- _PROBLEM 1_: In the Super Soul Sunday text, transcribe everything from "Super Soul Sunday is a" up to and including "October 16, 2011.".
- _PROBLEM 2_: In the Super Soul Sunday text, turn the paragraph starting "Super Soul Sunday is designed to help viewers" into a short list that keeps its main facts.
- _PROBLEM 3_: Pick up the Super Soul Sunday text where it ends and keep writing.

- _DOCUMENT PASSAGE_:
Super Soul Sunday is a self-help talk show hosted by Oprah Winfrey, which airs on the Oprah Winfrey Network. Super Soul Sunday premiered on October 16, 2011.

Format
Super Soul Sunday is designed to help viewers awaken to their best selves and discover a deeper connection to the world around them. Recognized by the National Academy of Television Arts and Sciences with Daytime Emmy Awards, the Alliance for Women in Media Foundation with a Gracie Award and the Religion Communicators Council with a Wilbur Award, Super Soul Sunday features conversations between Oprah and philosophers, authors, visionaries, and spiritual leaders. It presents an array of perspectives on what it means to be alive in today’s world. Exploring themes and issues including happiness, personal fulfillment, spirituality and conscious living, guests who have appeared include: Elie Wiesel, Maya Angelou, Brené Brown, India Arie, Wayne Dyer, Gary Zukav, Iyanla Vanzant, Marianne Williamson, Phil Jackson, Ram Dass, Eckhart Tolle, Diana Nyad, Sarah Ban Breathnach, and Thich Nhat Hanh.

Oprah's SuperSoul Conversations Podcast (2017–present)

- _PROVIDED DATA_:
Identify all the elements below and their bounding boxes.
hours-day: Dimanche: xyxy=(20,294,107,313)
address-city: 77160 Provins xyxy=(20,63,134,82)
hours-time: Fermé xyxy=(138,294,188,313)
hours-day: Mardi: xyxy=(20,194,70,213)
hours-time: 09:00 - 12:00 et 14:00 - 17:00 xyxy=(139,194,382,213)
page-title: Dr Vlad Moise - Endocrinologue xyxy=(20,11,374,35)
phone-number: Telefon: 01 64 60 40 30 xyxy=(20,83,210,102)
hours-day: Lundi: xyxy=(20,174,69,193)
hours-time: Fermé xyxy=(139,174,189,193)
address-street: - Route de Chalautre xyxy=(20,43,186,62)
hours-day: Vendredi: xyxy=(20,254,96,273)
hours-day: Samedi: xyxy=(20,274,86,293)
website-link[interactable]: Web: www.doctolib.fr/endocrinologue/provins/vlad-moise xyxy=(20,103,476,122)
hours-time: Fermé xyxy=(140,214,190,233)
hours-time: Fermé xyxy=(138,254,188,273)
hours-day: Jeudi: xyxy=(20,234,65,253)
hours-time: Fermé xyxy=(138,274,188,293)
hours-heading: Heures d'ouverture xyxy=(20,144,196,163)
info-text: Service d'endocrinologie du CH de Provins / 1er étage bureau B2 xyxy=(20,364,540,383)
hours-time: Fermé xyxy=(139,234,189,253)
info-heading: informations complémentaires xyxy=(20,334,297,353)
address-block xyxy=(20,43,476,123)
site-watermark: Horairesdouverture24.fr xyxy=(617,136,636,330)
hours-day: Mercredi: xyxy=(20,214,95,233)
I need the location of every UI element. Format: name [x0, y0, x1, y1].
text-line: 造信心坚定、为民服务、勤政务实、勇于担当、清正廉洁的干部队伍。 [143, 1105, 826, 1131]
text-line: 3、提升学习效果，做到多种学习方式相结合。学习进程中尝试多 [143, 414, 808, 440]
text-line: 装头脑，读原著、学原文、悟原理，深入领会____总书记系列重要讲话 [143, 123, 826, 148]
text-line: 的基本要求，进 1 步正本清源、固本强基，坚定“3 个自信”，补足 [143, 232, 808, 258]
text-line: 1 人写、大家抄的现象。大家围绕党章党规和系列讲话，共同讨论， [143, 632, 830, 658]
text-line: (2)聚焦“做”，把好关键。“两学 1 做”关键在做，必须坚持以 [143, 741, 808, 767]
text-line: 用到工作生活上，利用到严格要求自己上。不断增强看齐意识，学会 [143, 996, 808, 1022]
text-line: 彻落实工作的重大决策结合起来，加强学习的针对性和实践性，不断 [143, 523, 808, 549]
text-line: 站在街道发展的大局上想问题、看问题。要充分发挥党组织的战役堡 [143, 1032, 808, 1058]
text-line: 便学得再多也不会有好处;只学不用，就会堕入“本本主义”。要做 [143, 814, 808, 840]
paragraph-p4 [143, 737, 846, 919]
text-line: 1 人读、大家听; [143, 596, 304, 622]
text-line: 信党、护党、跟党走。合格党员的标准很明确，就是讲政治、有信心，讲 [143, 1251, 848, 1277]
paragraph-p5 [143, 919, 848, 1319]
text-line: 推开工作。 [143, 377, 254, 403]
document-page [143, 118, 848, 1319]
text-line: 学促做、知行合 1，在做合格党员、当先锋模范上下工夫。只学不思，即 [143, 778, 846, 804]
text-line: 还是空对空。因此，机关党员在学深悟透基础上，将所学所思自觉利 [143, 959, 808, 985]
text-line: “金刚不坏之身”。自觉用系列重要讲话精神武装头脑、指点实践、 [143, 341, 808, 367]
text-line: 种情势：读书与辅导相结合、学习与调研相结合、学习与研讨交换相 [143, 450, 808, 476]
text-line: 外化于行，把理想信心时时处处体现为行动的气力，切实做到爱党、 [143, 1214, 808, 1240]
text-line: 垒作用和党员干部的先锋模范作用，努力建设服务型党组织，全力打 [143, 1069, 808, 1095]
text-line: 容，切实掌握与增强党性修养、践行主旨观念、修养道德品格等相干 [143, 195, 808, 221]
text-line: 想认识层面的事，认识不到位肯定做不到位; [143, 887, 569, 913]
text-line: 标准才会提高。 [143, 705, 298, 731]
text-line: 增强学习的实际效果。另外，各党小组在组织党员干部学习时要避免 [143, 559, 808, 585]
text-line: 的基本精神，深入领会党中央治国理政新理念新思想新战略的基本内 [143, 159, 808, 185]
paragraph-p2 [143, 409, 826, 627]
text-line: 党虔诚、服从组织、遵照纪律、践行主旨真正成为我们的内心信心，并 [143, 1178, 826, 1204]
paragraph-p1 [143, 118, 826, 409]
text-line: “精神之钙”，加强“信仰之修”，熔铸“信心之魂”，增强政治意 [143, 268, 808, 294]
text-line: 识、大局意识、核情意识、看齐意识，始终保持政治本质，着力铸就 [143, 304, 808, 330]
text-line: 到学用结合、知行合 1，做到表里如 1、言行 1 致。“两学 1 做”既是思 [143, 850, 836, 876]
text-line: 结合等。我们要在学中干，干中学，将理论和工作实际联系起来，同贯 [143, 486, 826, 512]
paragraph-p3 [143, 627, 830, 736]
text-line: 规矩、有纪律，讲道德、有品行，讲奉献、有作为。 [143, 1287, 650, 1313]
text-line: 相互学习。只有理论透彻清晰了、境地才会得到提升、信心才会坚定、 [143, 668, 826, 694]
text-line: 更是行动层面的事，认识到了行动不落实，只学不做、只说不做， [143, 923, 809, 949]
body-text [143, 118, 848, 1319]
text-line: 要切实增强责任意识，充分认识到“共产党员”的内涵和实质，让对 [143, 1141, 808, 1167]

- _FINAL ANSWER 1_:
Super Soul Sunday is a self-help talk show hosted by Oprah Winfrey, which airs on the Oprah Winfrey Network. Super Soul Sunday premiered on October 16, 2011.

- _FINAL ANSWER 2_:
- Aim: to help viewers awaken to their best selves and find a deeper connection to the world around them.
- Awards:
  - Daytime Emmy Awards from the National Academy of Television Arts and Sciences
  - A Gracie Award from the Alliance for Women in Media Foundation
  - A Wilbur Award from the Religion Communicators Council
- Format: Oprah talks with philosophers, authors, visionaries, and spiritual leaders, offering many views on what it means to be alive today.
- Themes: happiness, personal fulfillment, spirituality, and conscious living.
- Guests: Elie Wiesel, Maya Angelou, Brené Brown, India Arie, Wayne Dyer, Gary Zukav, Iyanla Vanzant, Marianne Williamson, Phil Jackson, Ram Dass, Eckhart Tolle, Diana Nyad, Sarah Ban Breathnach, and Thich Nhat Hanh.

- _FINAL ANSWER 3_:
On August 6, 2017 Oprah's SuperSoul Conversations podcast premiered, featuring interviews pulled from the Super Soul Sunday television show and new conversations recorded exclusively for the podcast. New conversations recorded exclusively for the podcast have featured such guests as: Reese Witherspoon, Mindy Kaling, Jimmy Kimmel, Amy Schumer, Phil McGraw, Will.i.am, Maria Shriver, former mayor of New Orleans Mitch Landrieu, Ralph Lauren, Tina Turner, Julia Roberts, and Michelle Obama.

On February 7, 2018, Winfrey hosted a live show for the podcast at the Apollo Theatre in New York City. The show was hosted by Jessica Williams and Phoebe Robinson of 2 Dope Queens and featured interviews with Jordan Peele, Stephen Colbert, Salma Hayek Pinault, Trevor Noah, Lin-Manuel Miranda, and Yara Shahidi.

On February 8, 2019, Winfrey hosted Oprah's SuperSoul Conversations from Times Square, another live show for the podcast and television series at PlayStation Theater in New York City. The show featured interviews with Bradley Cooper, Michael B. Jordan, Beto O'Rourke, Melinda Gates, and Lisa Borders.

Super Soul on discovery+ (2021–present)
On March 6, 2021 a new streaming series hosted by Winfrey called SuperSoul premiered on the discovery+ streaming platform. Season one episodes included interviews with Andra Day, Chip and Joanna Gaines, Priyanka Chopra Jonas, Sharon Stone, Jon Meacham, Dr. Bruce Perry, and Julianna Margulies.

Episodes

Series overview

Season 1 (2011–12)

Season 2 (2012)

Season 3 (2012)

Season 4 (2012)

Season 5 (2013)

Season 6 (2013)

Season 7 (2013)

Season 8 (2014)

Season 9 (2014)

Season 10 (2015)

Season 11 (2015)

Season 12 (2016)

Season 13 (2016)

Season 14 (2017)

Season 15 (2018–19)

Season 16 (2019)

Season 17 (2020–21)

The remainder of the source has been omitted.